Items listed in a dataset

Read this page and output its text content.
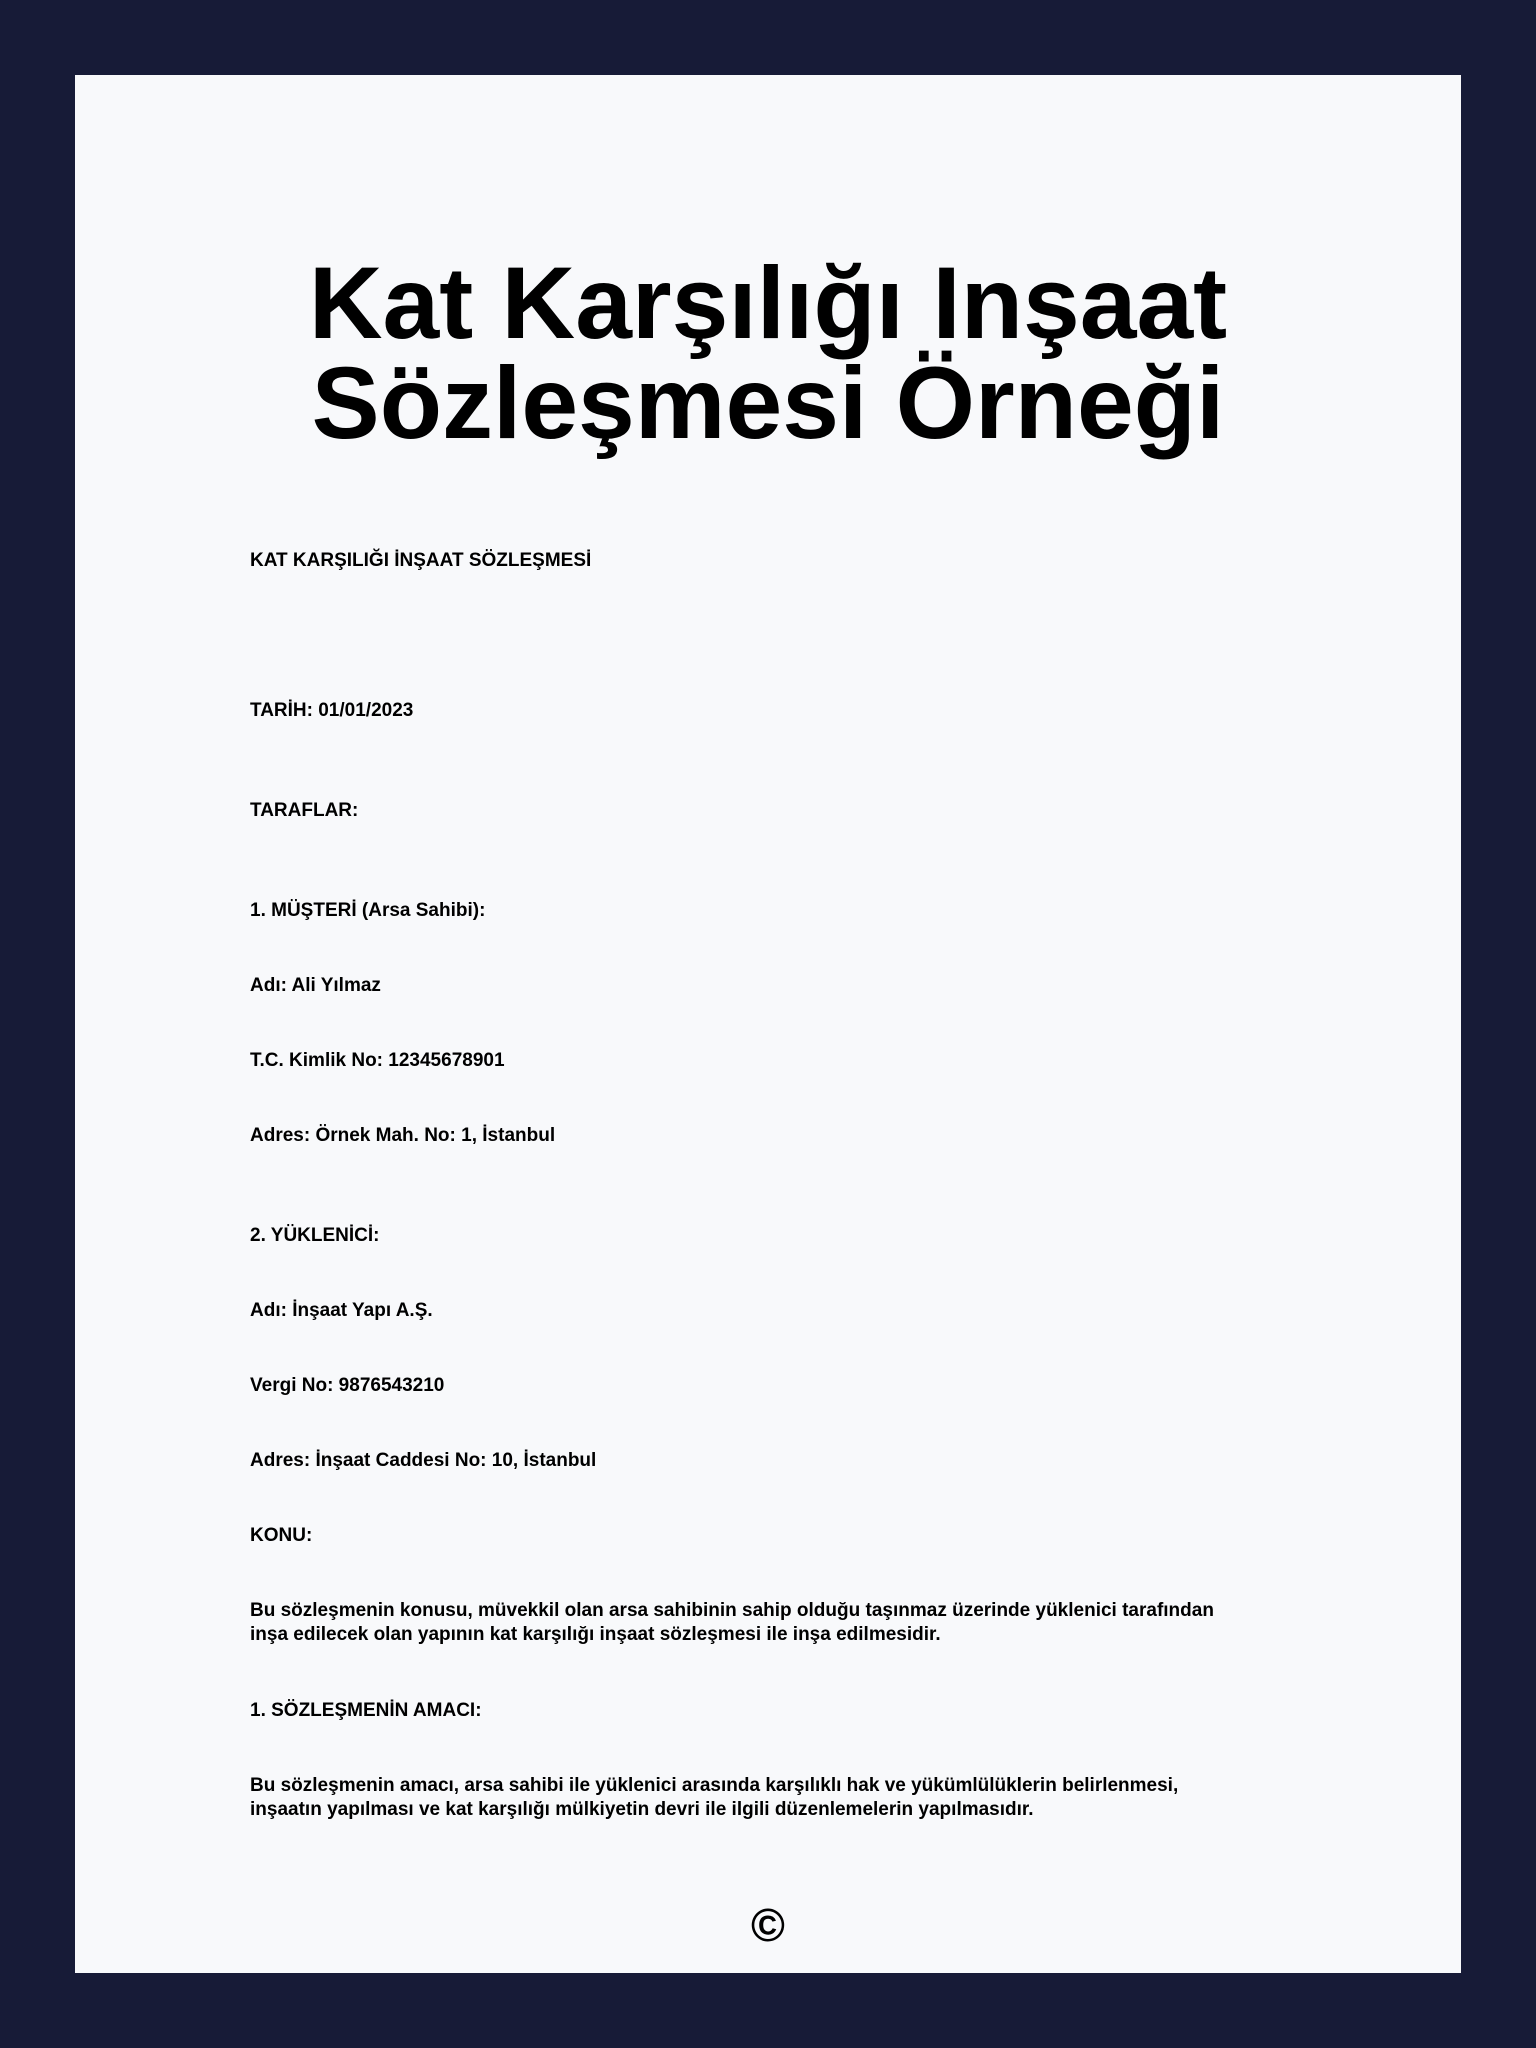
Kat Karşılığı Inşaat
Sözleşmesi Örneği

KAT KARŞILIĞI İNŞAAT SÖZLEŞMESİ

TARİH: 01/01/2023

TARAFLAR:

1. MÜŞTERİ (Arsa Sahibi):

Adı: Ali Yılmaz

T.C. Kimlik No: 12345678901

Adres: Örnek Mah. No: 1, İstanbul

2. YÜKLENİCİ:

Adı: İnşaat Yapı A.Ş.

Vergi No: 9876543210

Adres: İnşaat Caddesi No: 10, İstanbul

KONU:

Bu sözleşmenin konusu, müvekkil olan arsa sahibinin sahip olduğu taşınmaz üzerinde yüklenici tarafından

inşa edilecek olan yapının kat karşılığı inşaat sözleşmesi ile inşa edilmesidir.

1. SÖZLEŞMENİN AMACI:

Bu sözleşmenin amacı, arsa sahibi ile yüklenici arasında karşılıklı hak ve yükümlülüklerin belirlenmesi,

inşaatın yapılması ve kat karşılığı mülkiyetin devri ile ilgili düzenlemelerin yapılmasıdır.

©
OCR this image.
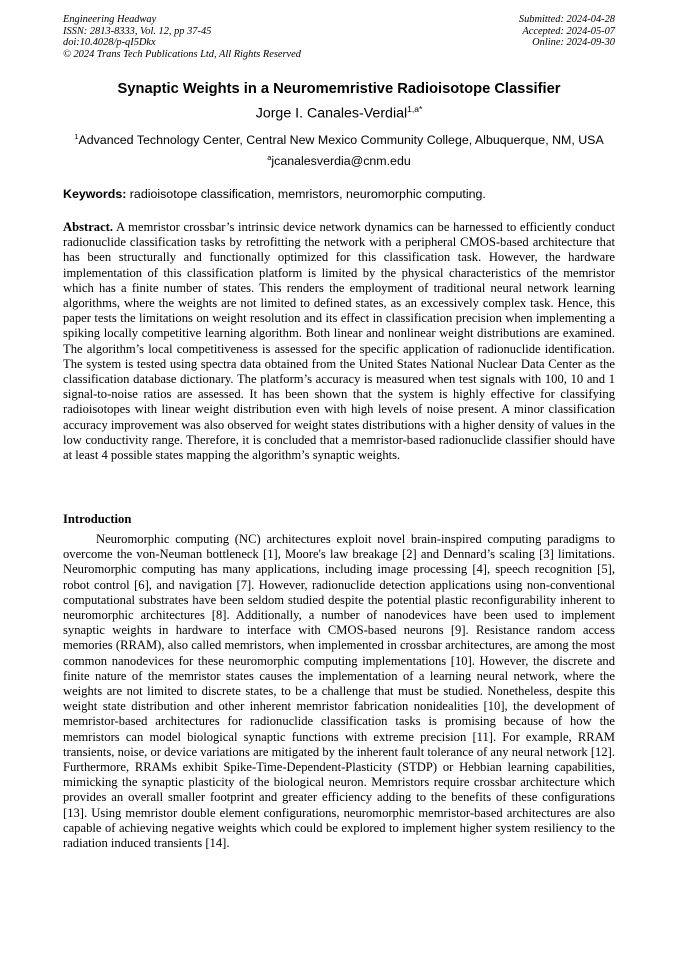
Engineering Headway
ISSN: 2813-8333, Vol. 12, pp 37-45
doi:10.4028/p-qI5Dkx
© 2024 Trans Tech Publications Ltd, All Rights Reserved
Submitted: 2024-04-28
Accepted: 2024-05-07
Online: 2024-09-30
Synaptic Weights in a Neuromemristive Radioisotope Classifier
Jorge I. Canales-Verdial$^{1,a*}$
$^1$Advanced Technology Center, Central New Mexico Community College, Albuquerque, NM, USA
$^a$jcanalesverdia@cnm.edu
Keywords: radioisotope classification, memristors, neuromorphic computing.
Abstract. A memristor crossbar’s intrinsic device network dynamics can be harnessed to efficiently conduct radionuclide classification tasks by retrofitting the network with a peripheral CMOS-based architecture that has been structurally and functionally optimized for this classification task. However, the hardware implementation of this classification platform is limited by the physical characteristics of the memristor which has a finite number of states. This renders the employment of traditional neural network learning algorithms, where the weights are not limited to defined states, as an excessively complex task. Hence, this paper tests the limitations on weight resolution and its effect in classification precision when implementing a spiking locally competitive learning algorithm. Both linear and nonlinear weight distributions are examined. The algorithm’s local competitiveness is assessed for the specific application of radionuclide identification. The system is tested using spectra data obtained from the United States National Nuclear Data Center as the classification database dictionary. The platform’s accuracy is measured when test signals with 100, 10 and 1 signal-to-noise ratios are assessed. It has been shown that the system is highly effective for classifying radioisotopes with linear weight distribution even with high levels of noise present. A minor classification accuracy improvement was also observed for weight states distributions with a higher density of values in the low conductivity range. Therefore, it is concluded that a memristor-based radionuclide classifier should have at least 4 possible states mapping the algorithm’s synaptic weights.
Introduction
Neuromorphic computing (NC) architectures exploit novel brain-inspired computing paradigms to overcome the von-Neuman bottleneck [1], Moore's law breakage [2] and Dennard’s scaling [3] limitations. Neuromorphic computing has many applications, including image processing [4], speech recognition [5], robot control [6], and navigation [7]. However, radionuclide detection applications using non-conventional computational substrates have been seldom studied despite the potential plastic reconfigurability inherent to neuromorphic architectures [8]. Additionally, a number of nanodevices have been used to implement synaptic weights in hardware to interface with CMOS-based neurons [9]. Resistance random access memories (RRAM), also called memristors, when implemented in crossbar architectures, are among the most common nanodevices for these neuromorphic computing implementations [10]. However, the discrete and finite nature of the memristor states causes the implementation of a learning neural network, where the weights are not limited to discrete states, to be a challenge that must be studied. Nonetheless, despite this weight state distribution and other inherent memristor fabrication nonidealities [10], the development of memristor-based architectures for radionuclide classification tasks is promising because of how the memristors can model biological synaptic functions with extreme precision [11]. For example, RRAM transients, noise, or device variations are mitigated by the inherent fault tolerance of any neural network [12]. Furthermore, RRAMs exhibit Spike-Time-Dependent-Plasticity (STDP) or Hebbian learning capabilities, mimicking the synaptic plasticity of the biological neuron. Memristors require crossbar architecture which provides an overall smaller footprint and greater efficiency adding to the benefits of these configurations [13]. Using memristor double element configurations, neuromorphic memristor-based architectures are also capable of achieving negative weights which could be explored to implement higher system resiliency to the radiation induced transients [14].
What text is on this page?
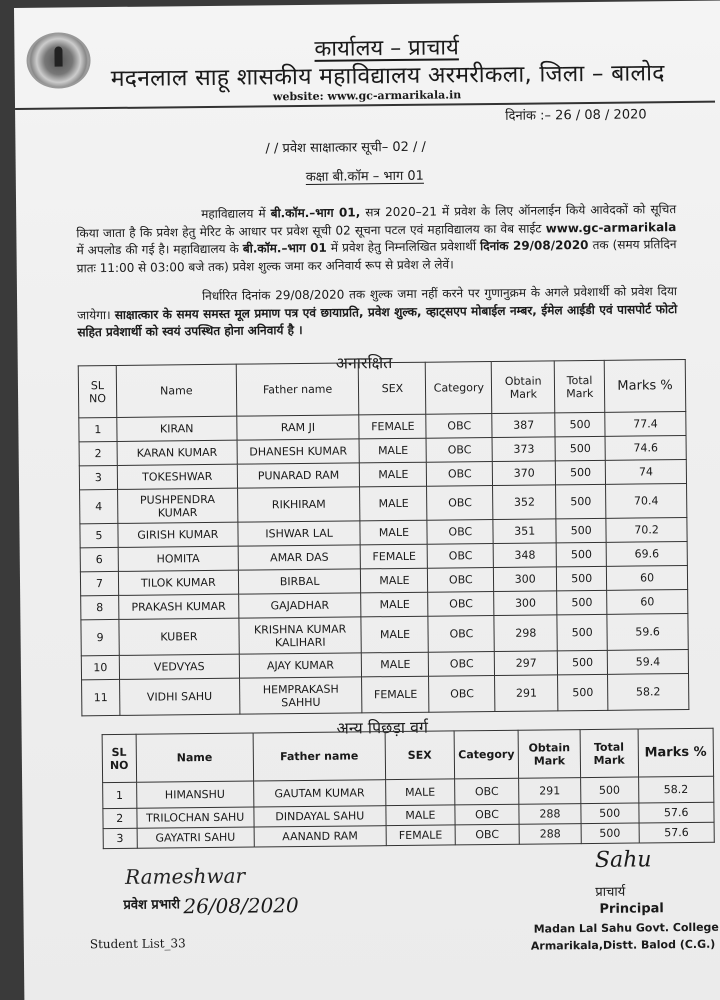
कार्यालय – प्राचार्य
मदनलाल साहू शासकीय महाविद्यालय अरमरीकला, जिला – बालोद
website: www.gc-armarikala.in
दिनांक :– 26 / 08 / 2020
/ / प्रवेश साक्षात्कार सूची– 02 / /
कक्षा बी.कॉम – भाग 01
महाविद्यालय में बी.कॉम.–भाग 01, सत्र 2020–21 में प्रवेश के लिए ऑनलाईन किये आवेदकों को सूचित किया जाता है कि प्रवेश हेतु मेरिट के आधार पर प्रवेश सूची 02 सूचना पटल एवं महाविद्यालय का वेब साईट www.gc-armarikala में अपलोड की गई है। महाविद्यालय के बी.कॉम.–भाग 01 में प्रवेश हेतु निम्नलिखित प्रवेशार्थी दिनांक 29/08/2020 तक (समय प्रतिदिन प्रातः 11:00 से 03:00 बजे तक) प्रवेश शुल्क जमा कर अनिवार्य रूप से प्रवेश ले लेवें।
निर्धारित दिनांक 29/08/2020 तक शुल्क जमा नहीं करने पर गुणानुक्रम के अगले प्रवेशार्थी को प्रवेश दिया जायेगा। साक्षात्कार के समय समस्त मूल प्रमाण पत्र एवं छायाप्रति, प्रवेश शुल्क, व्हाट्सएप मोबाईल नम्बर, ईमेल आईडी एवं पासपोर्ट फोटो सहित प्रवेशार्थी को स्वयं उपस्थित होना अनिवार्य है ।
अनारक्षित
SL NO	Name	Father name	SEX	Category	Obtain Mark	Total Mark	Marks %
1	KIRAN	RAM JI	FEMALE	OBC	387	500	77.4
2	KARAN KUMAR	DHANESH KUMAR	MALE	OBC	373	500	74.6
3	TOKESHWAR	PUNARAD RAM	MALE	OBC	370	500	74
4	PUSHPENDRA KUMAR	RIKHIRAM	MALE	OBC	352	500	70.4
5	GIRISH KUMAR	ISHWAR LAL	MALE	OBC	351	500	70.2
6	HOMITA	AMAR DAS	FEMALE	OBC	348	500	69.6
7	TILOK KUMAR	BIRBAL	MALE	OBC	300	500	60
8	PRAKASH KUMAR	GAJADHAR	MALE	OBC	300	500	60
9	KUBER	KRISHNA KUMAR KALIHARI	MALE	OBC	298	500	59.6
10	VEDVYAS	AJAY KUMAR	MALE	OBC	297	500	59.4
11	VIDHI SAHU	HEMPRAKASH SAHHU	FEMALE	OBC	291	500	58.2
अन्य पिछड़ा वर्ग
SL NO	Name	Father name	SEX	Category	Obtain Mark	Total Mark	Marks %
1	HIMANSHU	GAUTAM KUMAR	MALE	OBC	291	500	58.2
2	TRILOCHAN SAHU	DINDAYAL SAHU	MALE	OBC	288	500	57.6
3	GAYATRI SAHU	AANAND RAM	FEMALE	OBC	288	500	57.6
Rameshwar
प्रवेश प्रभारी 26/08/2020
Student List_33
Sahu
प्राचार्य
Principal
Madan Lal Sahu Govt. College
Armarikala,Distt. Balod (C.G.)
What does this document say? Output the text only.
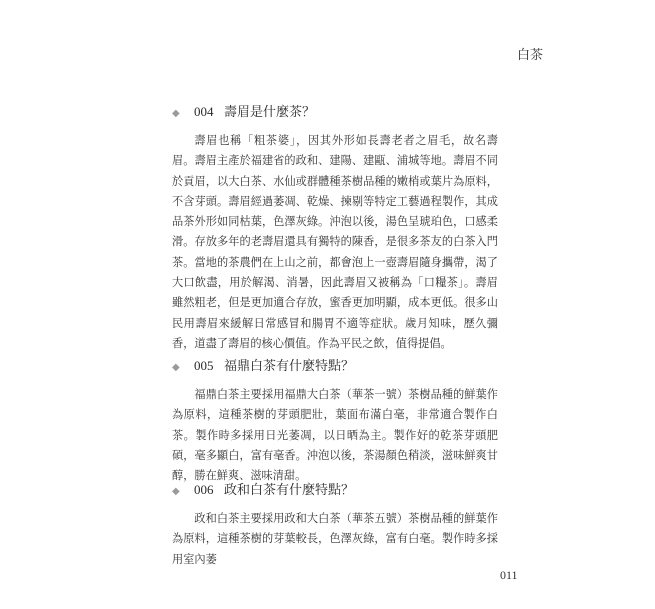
白茶
◆ 004 壽眉是什麼茶？
壽眉也稱「粗茶婆」，因其外形如長壽老者之眉毛，故名壽眉。壽眉主產於福建省的政和、建陽、建甌、浦城等地。壽眉不同於貢眉，以大白茶、水仙或群體種茶樹品種的嫩梢或葉片為原料，不含芽頭。壽眉經過萎凋、乾燥、揀剔等特定工藝過程製作，其成品茶外形如同枯葉，色澤灰綠。沖泡以後，湯色呈琥珀色，口感柔滑。存放多年的老壽眉還具有獨特的陳香，是很多茶友的白茶入門茶。當地的茶農們在上山之前，都會泡上一壺壽眉隨身攜帶，渴了大口飲盡，用於解渴、消暑，因此壽眉又被稱為「口糧茶」。壽眉雖然粗老，但是更加適合存放，蜜香更加明顯，成本更低。很多山民用壽眉來緩解日常感冒和腸胃不適等症狀。歲月知味，歷久彌香，道盡了壽眉的核心價值。作為平民之飲，值得提倡。
◆ 005 福鼎白茶有什麼特點？
福鼎白茶主要採用福鼎大白茶（華茶一號）茶樹品種的鮮葉作為原料，這種茶樹的芽頭肥壯，葉面布滿白毫，非常適合製作白茶。製作時多採用日光萎凋，以日晒為主。製作好的乾茶芽頭肥碩，毫多顯白，富有毫香。沖泡以後，茶湯顏色稍淡，滋味鮮爽甘醇，勝在鮮爽、滋味清甜。
◆ 006 政和白茶有什麼特點？
政和白茶主要採用政和大白茶（華茶五號）茶樹品種的鮮葉作為原料，這種茶樹的芽葉較長，色澤灰綠，富有白毫。製作時多採用室內萎
011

- _Do this_
Your answer should be a single number: how many lines in the data above include "茶樹品種的鮮葉作為原料"?

- _Answer to this exercise_
2